**INFORMATION PROVIDED:**

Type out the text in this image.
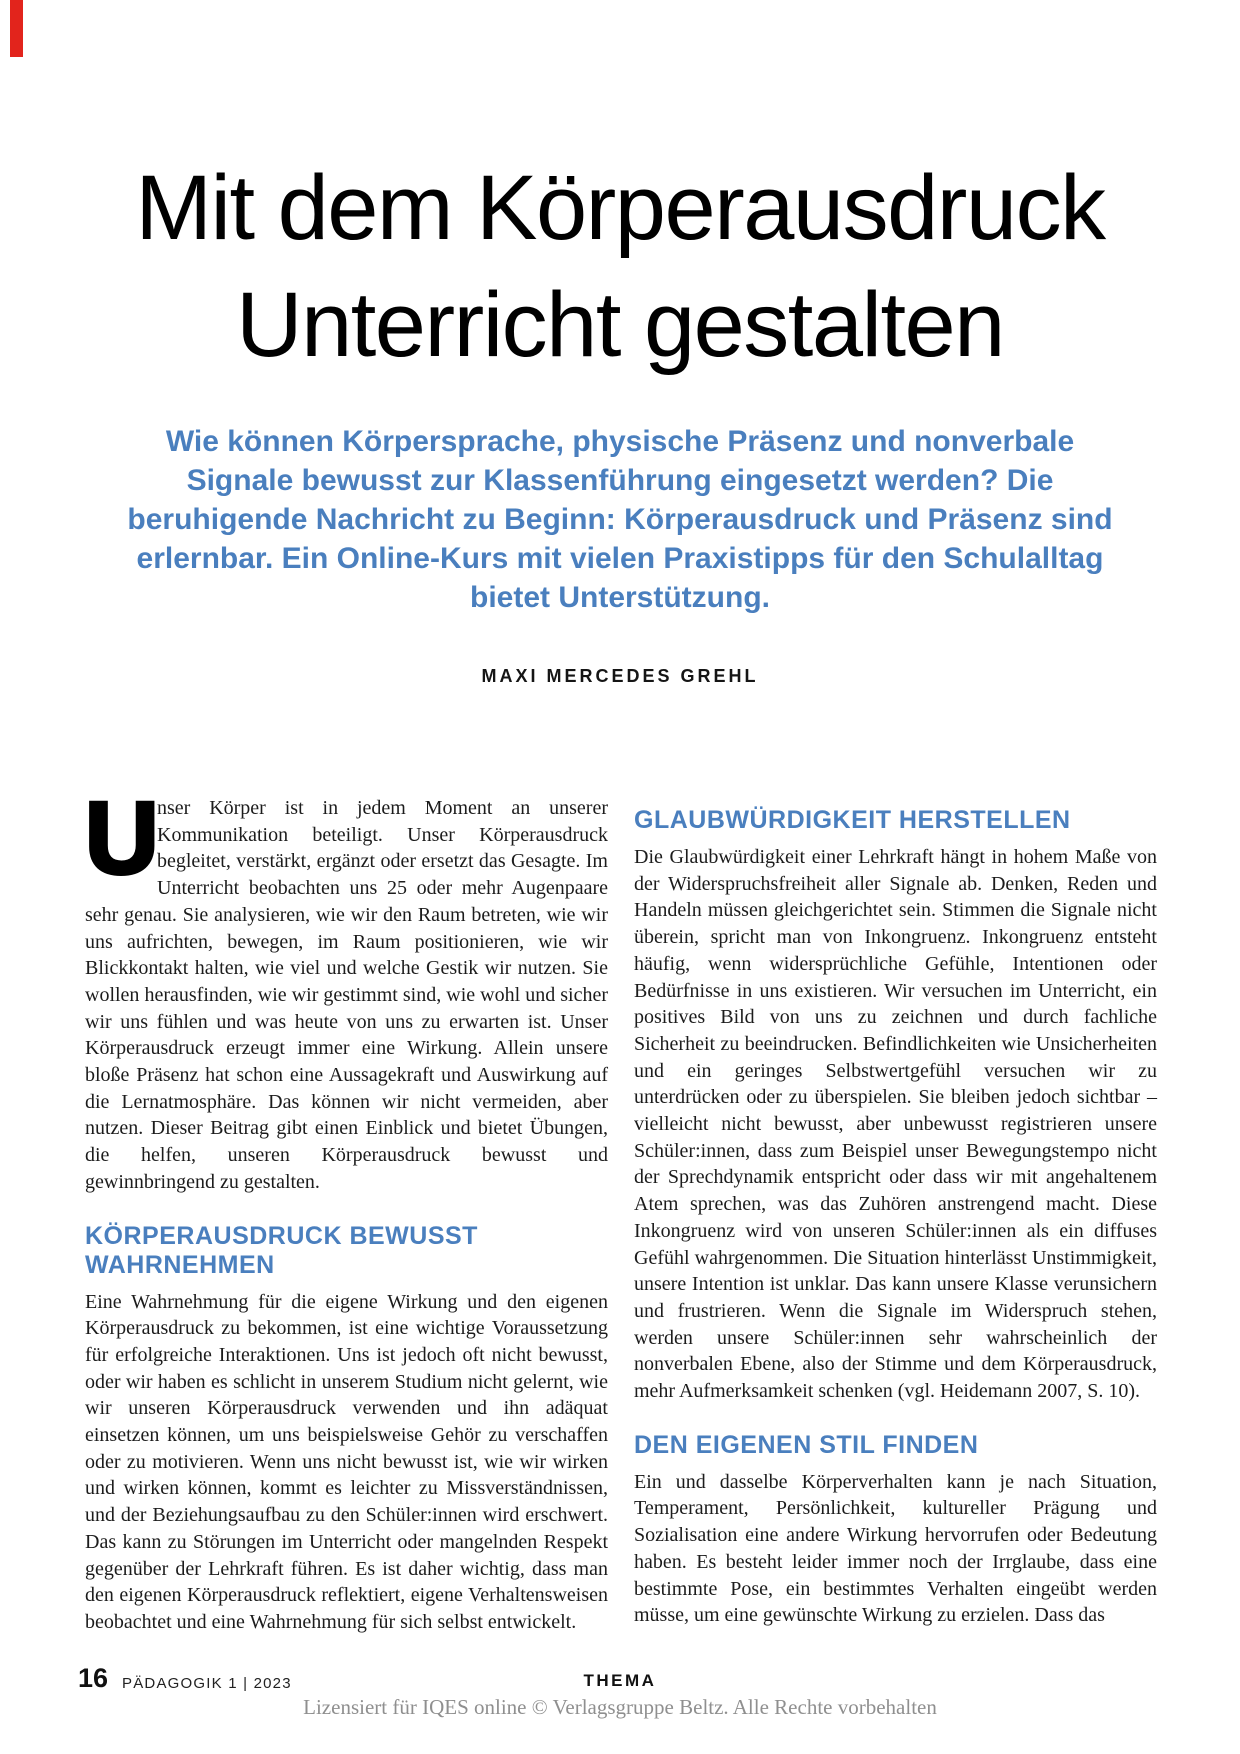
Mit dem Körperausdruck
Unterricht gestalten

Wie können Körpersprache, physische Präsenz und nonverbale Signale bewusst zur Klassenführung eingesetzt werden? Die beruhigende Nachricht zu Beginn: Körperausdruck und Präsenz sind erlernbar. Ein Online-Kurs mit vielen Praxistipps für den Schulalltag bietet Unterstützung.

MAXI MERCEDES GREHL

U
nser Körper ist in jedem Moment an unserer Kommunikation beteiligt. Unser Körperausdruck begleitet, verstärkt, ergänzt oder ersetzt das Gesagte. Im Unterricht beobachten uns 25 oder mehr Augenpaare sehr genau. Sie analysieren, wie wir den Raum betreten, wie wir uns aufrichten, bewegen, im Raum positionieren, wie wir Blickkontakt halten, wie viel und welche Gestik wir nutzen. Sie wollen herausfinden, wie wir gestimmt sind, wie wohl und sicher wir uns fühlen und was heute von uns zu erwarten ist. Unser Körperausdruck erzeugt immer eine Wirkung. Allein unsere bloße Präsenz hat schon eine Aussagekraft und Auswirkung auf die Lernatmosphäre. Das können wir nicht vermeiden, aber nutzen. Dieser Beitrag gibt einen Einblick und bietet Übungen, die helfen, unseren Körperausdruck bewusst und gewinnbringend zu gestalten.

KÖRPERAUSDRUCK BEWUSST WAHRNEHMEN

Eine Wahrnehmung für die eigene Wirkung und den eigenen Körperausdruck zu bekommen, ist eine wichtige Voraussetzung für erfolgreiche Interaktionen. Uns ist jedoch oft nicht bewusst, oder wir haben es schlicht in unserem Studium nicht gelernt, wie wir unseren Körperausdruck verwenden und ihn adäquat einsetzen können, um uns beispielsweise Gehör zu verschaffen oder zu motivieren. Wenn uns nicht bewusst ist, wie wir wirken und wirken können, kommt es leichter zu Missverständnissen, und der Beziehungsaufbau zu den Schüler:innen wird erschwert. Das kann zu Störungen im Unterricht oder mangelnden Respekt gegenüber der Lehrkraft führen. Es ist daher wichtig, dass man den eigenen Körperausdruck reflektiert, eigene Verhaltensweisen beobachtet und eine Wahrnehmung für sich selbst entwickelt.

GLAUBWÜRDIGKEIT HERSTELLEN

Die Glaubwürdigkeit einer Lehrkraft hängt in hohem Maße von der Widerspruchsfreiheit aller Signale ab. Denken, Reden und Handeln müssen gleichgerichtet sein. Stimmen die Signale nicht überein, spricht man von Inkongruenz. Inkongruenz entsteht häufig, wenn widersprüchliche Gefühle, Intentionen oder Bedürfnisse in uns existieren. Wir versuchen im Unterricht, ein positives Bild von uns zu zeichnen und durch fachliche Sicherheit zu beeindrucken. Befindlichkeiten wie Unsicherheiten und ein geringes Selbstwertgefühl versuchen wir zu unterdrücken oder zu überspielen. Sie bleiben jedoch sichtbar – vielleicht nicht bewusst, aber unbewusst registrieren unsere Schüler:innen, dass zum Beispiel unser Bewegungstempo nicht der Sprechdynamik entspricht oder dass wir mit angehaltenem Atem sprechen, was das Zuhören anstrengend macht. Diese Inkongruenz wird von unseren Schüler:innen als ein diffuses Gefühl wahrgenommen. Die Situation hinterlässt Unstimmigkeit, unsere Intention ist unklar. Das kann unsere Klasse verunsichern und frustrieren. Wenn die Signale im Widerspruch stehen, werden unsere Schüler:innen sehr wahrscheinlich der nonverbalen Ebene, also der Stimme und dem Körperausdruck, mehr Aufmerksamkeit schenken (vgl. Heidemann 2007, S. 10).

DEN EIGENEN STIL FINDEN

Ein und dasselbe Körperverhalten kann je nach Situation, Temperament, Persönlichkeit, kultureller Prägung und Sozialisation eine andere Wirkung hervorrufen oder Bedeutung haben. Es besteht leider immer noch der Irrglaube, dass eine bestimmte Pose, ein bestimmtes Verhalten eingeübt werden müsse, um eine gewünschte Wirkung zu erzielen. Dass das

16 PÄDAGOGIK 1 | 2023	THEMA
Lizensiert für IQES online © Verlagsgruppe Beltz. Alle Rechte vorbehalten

**WORK TO BE COMPLETED:**
Among the lines of the data, which ones contain the word "innen"? Show them.

**EXERCISE ANSWER:**
Eine Wahrnehmung für die eigene Wirkung und den eigenen Körperausdruck zu bekommen, ist eine wichtige Voraussetzung für erfolgreiche Interaktionen. Uns ist jedoch oft nicht bewusst, oder wir haben es schlicht in unserem Studium nicht gelernt, wie wir unseren Körperausdruck verwenden und ihn adäquat einsetzen können, um uns beispielsweise Gehör zu verschaffen oder zu motivieren. Wenn uns nicht bewusst ist, wie wir wirken und wirken können, kommt es leichter zu Missverständnissen, und der Beziehungsaufbau zu den Schüler:innen wird erschwert. Das kann zu Störungen im Unterricht oder mangelnden Respekt gegenüber der Lehrkraft führen. Es ist daher wichtig, dass man den eigenen Körperausdruck reflektiert, eigene Verhaltensweisen beobachtet und eine Wahrnehmung für sich selbst entwickelt.
Die Glaubwürdigkeit einer Lehrkraft hängt in hohem Maße von der Widerspruchsfreiheit aller Signale ab. Denken, Reden und Handeln müssen gleichgerichtet sein. Stimmen die Signale nicht überein, spricht man von Inkongruenz. Inkongruenz entsteht häufig, wenn widersprüchliche Gefühle, Intentionen oder Bedürfnisse in uns existieren. Wir versuchen im Unterricht, ein positives Bild von uns zu zeichnen und durch fachliche Sicherheit zu beeindrucken. Befindlichkeiten wie Unsicherheiten und ein geringes Selbstwertgefühl versuchen wir zu unterdrücken oder zu überspielen. Sie bleiben jedoch sichtbar – vielleicht nicht bewusst, aber unbewusst registrieren unsere Schüler:innen, dass zum Beispiel unser Bewegungstempo nicht der Sprechdynamik entspricht oder dass wir mit angehaltenem Atem sprechen, was das Zuhören anstrengend macht. Diese Inkongruenz wird von unseren Schüler:innen als ein diffuses Gefühl wahrgenommen. Die Situation hinterlässt Unstimmigkeit, unsere Intention ist unklar. Das kann unsere Klasse verunsichern und frustrieren. Wenn die Signale im Widerspruch stehen, werden unsere Schüler:innen sehr wahrscheinlich der nonverbalen Ebene, also der Stimme und dem Körperausdruck, mehr Aufmerksamkeit schenken (vgl. Heidemann 2007, S. 10).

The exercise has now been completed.